TASK STATEMENT:
Filter the lines below, copying only those with the string "margin".

[START OF DATA SECTION]

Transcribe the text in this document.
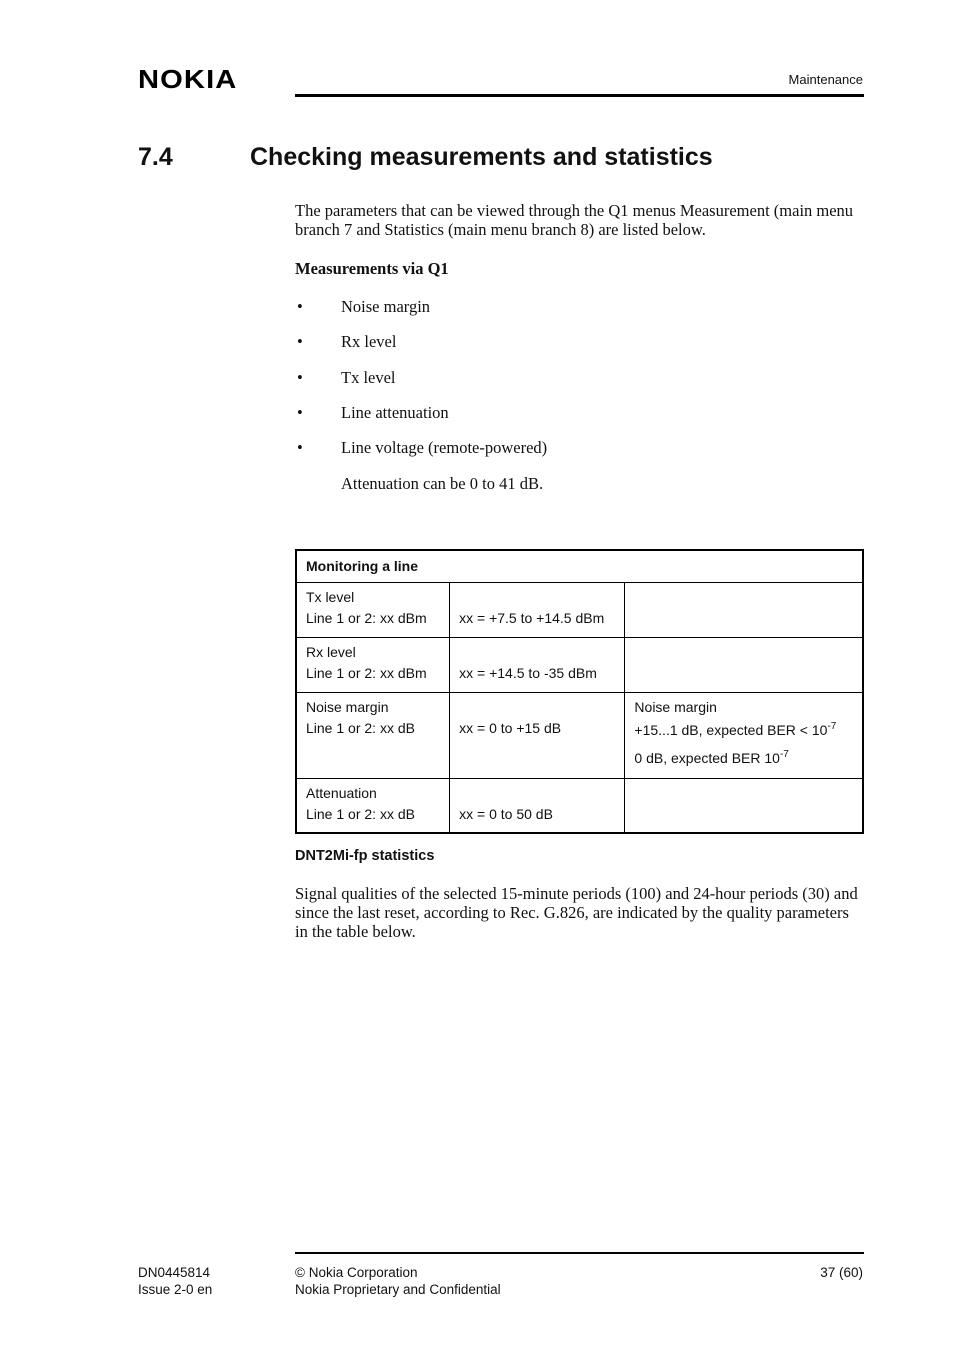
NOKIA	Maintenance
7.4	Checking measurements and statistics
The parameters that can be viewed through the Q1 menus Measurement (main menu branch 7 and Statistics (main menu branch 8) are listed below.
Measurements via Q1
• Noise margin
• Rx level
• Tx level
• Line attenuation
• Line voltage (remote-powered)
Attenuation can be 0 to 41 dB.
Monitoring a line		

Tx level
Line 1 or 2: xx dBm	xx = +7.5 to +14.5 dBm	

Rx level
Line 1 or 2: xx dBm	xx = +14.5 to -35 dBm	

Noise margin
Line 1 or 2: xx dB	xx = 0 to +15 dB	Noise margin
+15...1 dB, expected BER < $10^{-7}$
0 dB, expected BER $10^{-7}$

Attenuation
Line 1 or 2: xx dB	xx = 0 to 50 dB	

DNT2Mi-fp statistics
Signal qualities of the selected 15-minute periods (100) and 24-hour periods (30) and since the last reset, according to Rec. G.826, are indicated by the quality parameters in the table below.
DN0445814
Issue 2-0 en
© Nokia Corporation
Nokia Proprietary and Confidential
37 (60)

[END OF DATA SECTION]
[START OF DATA SECTION]

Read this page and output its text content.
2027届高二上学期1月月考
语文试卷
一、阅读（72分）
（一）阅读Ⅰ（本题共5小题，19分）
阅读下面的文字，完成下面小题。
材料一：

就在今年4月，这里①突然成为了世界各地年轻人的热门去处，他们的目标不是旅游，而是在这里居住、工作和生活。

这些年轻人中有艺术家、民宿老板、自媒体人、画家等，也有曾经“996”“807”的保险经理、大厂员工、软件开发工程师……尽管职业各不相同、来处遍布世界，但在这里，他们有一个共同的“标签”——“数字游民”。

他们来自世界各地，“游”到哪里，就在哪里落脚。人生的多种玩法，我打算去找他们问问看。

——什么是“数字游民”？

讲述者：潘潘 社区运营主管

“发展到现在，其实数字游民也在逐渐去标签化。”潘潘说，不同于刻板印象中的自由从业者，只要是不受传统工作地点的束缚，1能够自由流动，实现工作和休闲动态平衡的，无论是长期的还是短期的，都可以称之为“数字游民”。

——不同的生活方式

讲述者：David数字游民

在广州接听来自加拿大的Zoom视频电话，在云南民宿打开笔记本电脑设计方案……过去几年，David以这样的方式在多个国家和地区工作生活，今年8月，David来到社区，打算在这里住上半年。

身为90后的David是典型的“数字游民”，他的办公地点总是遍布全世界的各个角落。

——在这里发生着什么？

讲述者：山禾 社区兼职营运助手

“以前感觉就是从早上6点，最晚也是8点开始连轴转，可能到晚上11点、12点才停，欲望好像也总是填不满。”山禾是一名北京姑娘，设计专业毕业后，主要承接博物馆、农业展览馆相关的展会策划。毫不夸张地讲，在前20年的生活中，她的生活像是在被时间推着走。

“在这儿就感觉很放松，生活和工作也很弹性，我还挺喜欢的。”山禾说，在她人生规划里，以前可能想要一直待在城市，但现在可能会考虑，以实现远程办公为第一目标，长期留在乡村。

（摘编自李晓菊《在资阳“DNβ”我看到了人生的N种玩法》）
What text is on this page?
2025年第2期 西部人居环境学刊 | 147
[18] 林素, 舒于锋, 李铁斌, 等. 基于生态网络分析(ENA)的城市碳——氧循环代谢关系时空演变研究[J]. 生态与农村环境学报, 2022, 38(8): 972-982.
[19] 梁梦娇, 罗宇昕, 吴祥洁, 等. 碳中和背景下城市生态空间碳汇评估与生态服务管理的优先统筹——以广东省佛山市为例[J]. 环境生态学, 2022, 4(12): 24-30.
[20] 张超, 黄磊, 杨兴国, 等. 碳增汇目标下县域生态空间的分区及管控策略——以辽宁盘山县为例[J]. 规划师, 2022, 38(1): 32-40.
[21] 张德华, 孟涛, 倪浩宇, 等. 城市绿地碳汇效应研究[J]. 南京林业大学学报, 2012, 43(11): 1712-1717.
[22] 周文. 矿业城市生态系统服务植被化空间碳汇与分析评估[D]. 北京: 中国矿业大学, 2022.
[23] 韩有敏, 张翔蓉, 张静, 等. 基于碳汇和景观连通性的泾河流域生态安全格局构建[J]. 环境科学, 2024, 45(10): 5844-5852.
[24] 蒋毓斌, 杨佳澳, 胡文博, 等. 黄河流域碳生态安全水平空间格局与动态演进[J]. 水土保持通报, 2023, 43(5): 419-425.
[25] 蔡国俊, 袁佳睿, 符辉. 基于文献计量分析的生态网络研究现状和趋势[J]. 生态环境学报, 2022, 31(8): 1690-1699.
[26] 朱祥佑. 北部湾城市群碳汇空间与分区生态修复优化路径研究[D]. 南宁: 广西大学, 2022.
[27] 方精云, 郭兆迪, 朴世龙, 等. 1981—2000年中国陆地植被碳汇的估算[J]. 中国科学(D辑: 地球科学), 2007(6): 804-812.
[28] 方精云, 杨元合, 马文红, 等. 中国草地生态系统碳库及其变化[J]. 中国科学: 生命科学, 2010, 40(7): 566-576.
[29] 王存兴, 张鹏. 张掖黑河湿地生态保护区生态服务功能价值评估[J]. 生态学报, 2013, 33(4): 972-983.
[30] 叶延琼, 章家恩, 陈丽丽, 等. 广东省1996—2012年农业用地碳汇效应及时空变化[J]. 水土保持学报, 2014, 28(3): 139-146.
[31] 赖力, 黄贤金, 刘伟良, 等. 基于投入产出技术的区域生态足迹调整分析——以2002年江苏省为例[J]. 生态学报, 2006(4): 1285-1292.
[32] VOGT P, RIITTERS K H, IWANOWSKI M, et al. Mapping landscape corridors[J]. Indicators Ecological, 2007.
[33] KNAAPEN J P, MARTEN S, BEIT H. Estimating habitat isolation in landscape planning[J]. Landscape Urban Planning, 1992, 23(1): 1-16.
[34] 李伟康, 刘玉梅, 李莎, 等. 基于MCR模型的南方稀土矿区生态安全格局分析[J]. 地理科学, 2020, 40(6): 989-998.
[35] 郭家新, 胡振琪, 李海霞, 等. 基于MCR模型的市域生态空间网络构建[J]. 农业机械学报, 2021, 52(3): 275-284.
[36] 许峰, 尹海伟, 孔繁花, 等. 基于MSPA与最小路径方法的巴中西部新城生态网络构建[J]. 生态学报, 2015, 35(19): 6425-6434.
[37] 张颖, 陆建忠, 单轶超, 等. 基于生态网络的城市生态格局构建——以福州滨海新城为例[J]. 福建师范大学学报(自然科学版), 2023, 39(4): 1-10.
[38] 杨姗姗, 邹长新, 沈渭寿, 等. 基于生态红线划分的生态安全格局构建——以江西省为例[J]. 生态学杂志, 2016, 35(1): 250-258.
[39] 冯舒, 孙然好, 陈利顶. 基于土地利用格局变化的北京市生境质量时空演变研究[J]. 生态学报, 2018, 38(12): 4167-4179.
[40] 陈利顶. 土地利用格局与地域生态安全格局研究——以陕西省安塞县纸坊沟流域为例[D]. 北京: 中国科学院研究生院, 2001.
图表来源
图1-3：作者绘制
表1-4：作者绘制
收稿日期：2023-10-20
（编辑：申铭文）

[END OF DATA SECTION]
[START OF DATA SECTION]

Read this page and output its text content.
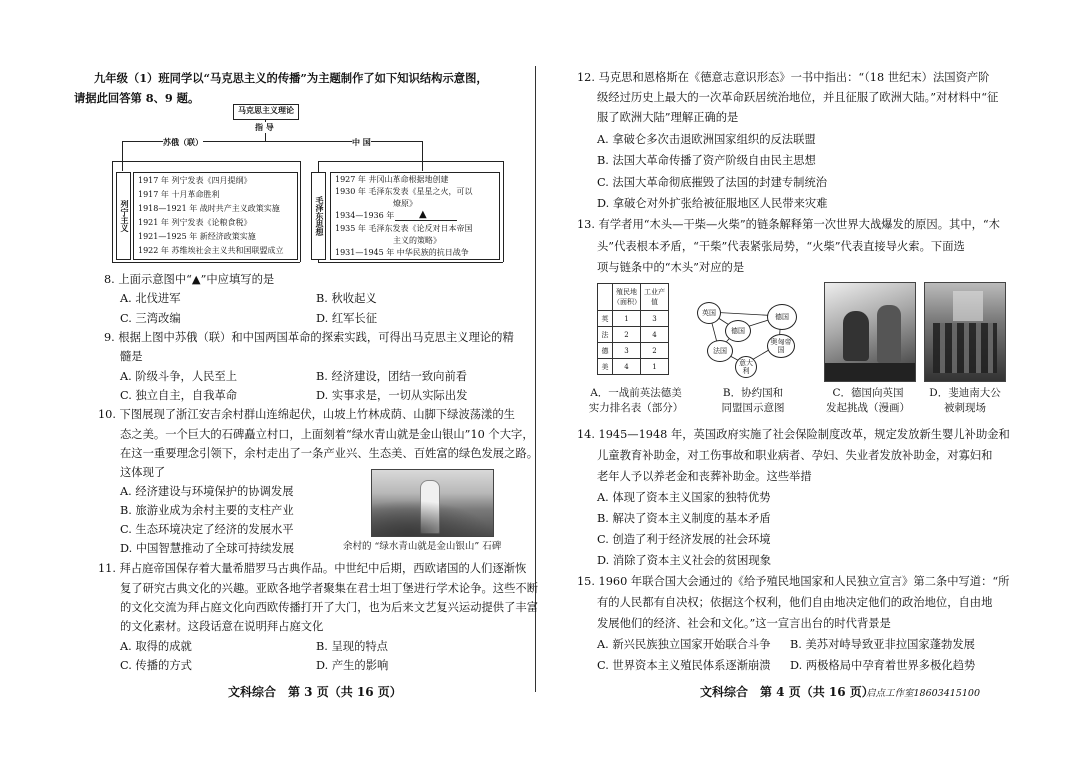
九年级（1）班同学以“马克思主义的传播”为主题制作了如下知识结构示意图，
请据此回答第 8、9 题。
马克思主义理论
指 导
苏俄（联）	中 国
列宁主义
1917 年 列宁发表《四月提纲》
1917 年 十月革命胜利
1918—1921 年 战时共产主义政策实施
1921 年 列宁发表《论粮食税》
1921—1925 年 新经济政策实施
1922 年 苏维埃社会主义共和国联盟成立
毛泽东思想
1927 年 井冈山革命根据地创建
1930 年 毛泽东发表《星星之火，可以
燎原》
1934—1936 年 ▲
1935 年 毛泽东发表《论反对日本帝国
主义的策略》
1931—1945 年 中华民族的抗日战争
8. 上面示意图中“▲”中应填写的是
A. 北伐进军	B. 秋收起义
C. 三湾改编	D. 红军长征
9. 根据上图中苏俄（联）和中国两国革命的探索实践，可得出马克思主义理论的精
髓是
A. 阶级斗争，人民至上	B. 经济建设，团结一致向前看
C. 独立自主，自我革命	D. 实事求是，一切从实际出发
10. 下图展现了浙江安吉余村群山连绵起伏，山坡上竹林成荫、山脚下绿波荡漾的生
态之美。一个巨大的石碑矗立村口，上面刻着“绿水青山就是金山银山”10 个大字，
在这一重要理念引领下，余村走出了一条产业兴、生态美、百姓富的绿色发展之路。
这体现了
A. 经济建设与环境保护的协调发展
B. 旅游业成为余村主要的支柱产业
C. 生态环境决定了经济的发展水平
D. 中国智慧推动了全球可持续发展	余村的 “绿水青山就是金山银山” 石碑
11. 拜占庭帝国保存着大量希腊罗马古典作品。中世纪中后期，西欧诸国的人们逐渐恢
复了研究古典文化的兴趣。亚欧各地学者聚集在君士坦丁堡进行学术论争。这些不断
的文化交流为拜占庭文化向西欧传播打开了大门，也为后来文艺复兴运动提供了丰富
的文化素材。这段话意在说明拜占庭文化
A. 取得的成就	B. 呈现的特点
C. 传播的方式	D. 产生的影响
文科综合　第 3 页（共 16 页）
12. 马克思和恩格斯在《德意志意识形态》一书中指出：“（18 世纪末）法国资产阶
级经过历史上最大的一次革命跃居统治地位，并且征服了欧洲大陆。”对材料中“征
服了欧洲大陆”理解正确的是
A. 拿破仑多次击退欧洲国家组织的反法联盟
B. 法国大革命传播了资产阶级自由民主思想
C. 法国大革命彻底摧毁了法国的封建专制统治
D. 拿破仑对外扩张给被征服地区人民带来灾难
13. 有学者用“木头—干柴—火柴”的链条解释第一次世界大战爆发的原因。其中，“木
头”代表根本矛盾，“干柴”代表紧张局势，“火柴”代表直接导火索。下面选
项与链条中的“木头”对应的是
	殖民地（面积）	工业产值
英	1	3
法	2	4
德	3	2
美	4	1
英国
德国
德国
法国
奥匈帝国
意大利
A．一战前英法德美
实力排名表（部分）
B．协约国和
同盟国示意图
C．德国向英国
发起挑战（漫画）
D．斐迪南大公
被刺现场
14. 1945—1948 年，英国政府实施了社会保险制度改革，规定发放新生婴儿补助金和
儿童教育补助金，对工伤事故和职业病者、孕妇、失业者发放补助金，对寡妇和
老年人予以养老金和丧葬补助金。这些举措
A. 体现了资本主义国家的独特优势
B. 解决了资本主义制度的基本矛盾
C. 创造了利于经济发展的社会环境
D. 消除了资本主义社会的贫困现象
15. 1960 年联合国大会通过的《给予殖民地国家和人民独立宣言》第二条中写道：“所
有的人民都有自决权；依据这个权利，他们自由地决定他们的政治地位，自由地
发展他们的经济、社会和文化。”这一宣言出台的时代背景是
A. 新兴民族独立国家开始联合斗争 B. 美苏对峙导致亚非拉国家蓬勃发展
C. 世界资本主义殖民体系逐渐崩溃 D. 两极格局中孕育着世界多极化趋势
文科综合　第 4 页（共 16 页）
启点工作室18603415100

[END OF DATA SECTION]

WRITTEN SOLUTION:
• Noise margin
Noise margin
Line 1 or 2: xx dB	xx = 0 to +15 dB	Noise margin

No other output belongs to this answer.